====== STORED DATA

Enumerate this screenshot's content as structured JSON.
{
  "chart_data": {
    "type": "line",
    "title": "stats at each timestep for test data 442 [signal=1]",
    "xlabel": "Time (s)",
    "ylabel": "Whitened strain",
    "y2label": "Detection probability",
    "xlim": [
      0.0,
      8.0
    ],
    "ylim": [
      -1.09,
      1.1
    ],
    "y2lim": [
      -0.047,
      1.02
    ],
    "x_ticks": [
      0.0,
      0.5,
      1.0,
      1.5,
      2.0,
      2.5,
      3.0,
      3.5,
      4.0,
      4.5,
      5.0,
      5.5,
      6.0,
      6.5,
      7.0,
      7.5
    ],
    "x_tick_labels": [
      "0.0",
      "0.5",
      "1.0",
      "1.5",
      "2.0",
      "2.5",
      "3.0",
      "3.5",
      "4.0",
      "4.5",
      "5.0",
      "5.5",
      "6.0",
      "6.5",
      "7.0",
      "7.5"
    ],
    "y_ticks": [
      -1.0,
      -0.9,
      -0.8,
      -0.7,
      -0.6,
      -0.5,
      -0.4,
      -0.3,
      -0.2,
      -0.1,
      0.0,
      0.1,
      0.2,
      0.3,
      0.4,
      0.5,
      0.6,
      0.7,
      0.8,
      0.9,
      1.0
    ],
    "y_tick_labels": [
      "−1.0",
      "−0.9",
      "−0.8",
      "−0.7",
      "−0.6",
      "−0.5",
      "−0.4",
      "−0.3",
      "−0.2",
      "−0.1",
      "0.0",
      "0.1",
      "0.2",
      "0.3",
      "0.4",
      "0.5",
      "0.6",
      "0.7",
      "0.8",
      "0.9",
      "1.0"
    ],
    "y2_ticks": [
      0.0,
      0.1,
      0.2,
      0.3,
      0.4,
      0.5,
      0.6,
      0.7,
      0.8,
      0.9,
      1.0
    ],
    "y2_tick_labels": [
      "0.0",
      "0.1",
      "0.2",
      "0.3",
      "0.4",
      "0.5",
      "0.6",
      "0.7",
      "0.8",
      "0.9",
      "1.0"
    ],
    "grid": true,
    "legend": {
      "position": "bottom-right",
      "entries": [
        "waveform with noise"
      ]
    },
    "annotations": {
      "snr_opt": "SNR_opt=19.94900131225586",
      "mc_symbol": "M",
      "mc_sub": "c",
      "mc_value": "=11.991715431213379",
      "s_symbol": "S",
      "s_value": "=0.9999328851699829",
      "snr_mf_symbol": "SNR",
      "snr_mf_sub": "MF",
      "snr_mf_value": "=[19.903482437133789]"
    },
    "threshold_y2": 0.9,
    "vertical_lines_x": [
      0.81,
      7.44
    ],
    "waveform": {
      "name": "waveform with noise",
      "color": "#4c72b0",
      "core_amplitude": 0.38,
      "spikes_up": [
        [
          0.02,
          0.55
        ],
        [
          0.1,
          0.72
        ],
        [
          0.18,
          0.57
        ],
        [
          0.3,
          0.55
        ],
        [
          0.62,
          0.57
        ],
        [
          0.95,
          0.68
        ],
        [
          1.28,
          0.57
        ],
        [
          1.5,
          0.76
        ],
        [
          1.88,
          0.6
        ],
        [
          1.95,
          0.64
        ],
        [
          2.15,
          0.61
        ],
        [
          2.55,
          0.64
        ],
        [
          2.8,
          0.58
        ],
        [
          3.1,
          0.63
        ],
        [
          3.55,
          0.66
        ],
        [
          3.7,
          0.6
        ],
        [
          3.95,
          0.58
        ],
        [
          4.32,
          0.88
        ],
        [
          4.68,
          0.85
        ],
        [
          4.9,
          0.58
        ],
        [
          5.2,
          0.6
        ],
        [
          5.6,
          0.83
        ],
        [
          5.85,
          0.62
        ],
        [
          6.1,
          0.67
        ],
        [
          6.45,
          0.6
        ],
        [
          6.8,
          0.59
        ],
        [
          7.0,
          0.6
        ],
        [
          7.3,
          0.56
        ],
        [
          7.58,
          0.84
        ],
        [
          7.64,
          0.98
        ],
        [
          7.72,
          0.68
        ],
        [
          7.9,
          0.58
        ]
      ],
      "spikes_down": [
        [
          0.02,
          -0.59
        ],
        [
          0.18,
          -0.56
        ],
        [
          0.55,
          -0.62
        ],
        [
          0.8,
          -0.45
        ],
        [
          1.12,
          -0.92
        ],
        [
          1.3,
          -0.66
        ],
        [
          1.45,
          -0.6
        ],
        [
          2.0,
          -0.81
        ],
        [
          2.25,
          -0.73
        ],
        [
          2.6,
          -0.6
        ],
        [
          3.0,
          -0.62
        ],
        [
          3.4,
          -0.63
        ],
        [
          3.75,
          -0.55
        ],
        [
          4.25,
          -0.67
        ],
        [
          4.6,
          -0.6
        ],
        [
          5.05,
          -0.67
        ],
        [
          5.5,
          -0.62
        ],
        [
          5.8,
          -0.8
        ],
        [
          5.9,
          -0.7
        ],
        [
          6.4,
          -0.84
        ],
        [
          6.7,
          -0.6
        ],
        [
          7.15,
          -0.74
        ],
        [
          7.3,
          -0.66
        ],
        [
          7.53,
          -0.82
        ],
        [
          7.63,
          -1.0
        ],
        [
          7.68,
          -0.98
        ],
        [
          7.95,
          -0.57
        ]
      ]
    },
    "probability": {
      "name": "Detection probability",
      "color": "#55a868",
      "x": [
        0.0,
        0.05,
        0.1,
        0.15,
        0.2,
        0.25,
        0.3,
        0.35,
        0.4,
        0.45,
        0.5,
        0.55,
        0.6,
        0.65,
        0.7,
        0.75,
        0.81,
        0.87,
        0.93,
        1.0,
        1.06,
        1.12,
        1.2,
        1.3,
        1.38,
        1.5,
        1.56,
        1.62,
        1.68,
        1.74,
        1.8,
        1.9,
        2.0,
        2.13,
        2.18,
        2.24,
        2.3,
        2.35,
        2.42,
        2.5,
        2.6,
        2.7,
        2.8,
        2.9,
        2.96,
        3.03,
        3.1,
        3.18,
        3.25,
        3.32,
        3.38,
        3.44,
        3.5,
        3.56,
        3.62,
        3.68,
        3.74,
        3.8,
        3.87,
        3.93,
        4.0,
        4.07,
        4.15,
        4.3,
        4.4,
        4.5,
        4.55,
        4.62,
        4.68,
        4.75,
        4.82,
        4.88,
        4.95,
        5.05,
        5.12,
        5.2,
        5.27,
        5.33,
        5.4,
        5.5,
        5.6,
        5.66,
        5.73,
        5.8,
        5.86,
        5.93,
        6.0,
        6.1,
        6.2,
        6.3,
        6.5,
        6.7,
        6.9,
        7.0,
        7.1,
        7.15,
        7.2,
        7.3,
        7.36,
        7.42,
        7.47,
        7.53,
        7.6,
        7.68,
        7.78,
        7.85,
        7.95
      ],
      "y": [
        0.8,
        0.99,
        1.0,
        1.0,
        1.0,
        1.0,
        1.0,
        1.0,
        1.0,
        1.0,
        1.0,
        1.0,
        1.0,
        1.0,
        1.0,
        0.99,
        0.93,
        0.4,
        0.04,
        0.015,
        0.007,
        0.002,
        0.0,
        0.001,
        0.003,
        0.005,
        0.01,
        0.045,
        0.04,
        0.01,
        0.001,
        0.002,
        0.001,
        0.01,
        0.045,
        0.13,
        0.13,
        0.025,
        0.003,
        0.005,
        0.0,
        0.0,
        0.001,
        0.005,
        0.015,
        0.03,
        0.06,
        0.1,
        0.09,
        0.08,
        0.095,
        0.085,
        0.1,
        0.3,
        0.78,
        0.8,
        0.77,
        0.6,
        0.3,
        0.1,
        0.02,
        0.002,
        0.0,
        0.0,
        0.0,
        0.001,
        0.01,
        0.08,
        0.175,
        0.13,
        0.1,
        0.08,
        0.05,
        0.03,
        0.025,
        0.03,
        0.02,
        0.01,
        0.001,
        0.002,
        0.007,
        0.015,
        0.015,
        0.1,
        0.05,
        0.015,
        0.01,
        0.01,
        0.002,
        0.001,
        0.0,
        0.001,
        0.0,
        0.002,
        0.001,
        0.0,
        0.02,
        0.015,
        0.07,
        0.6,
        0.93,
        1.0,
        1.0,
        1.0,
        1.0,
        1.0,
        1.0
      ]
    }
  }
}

============

THE EXERCISE:
Scan the listing above and identify each line holding the string "name"; copy every such line.

SOLVED PROBLEM:
      "name": "waveform with noise",
      "name": "Detection probability",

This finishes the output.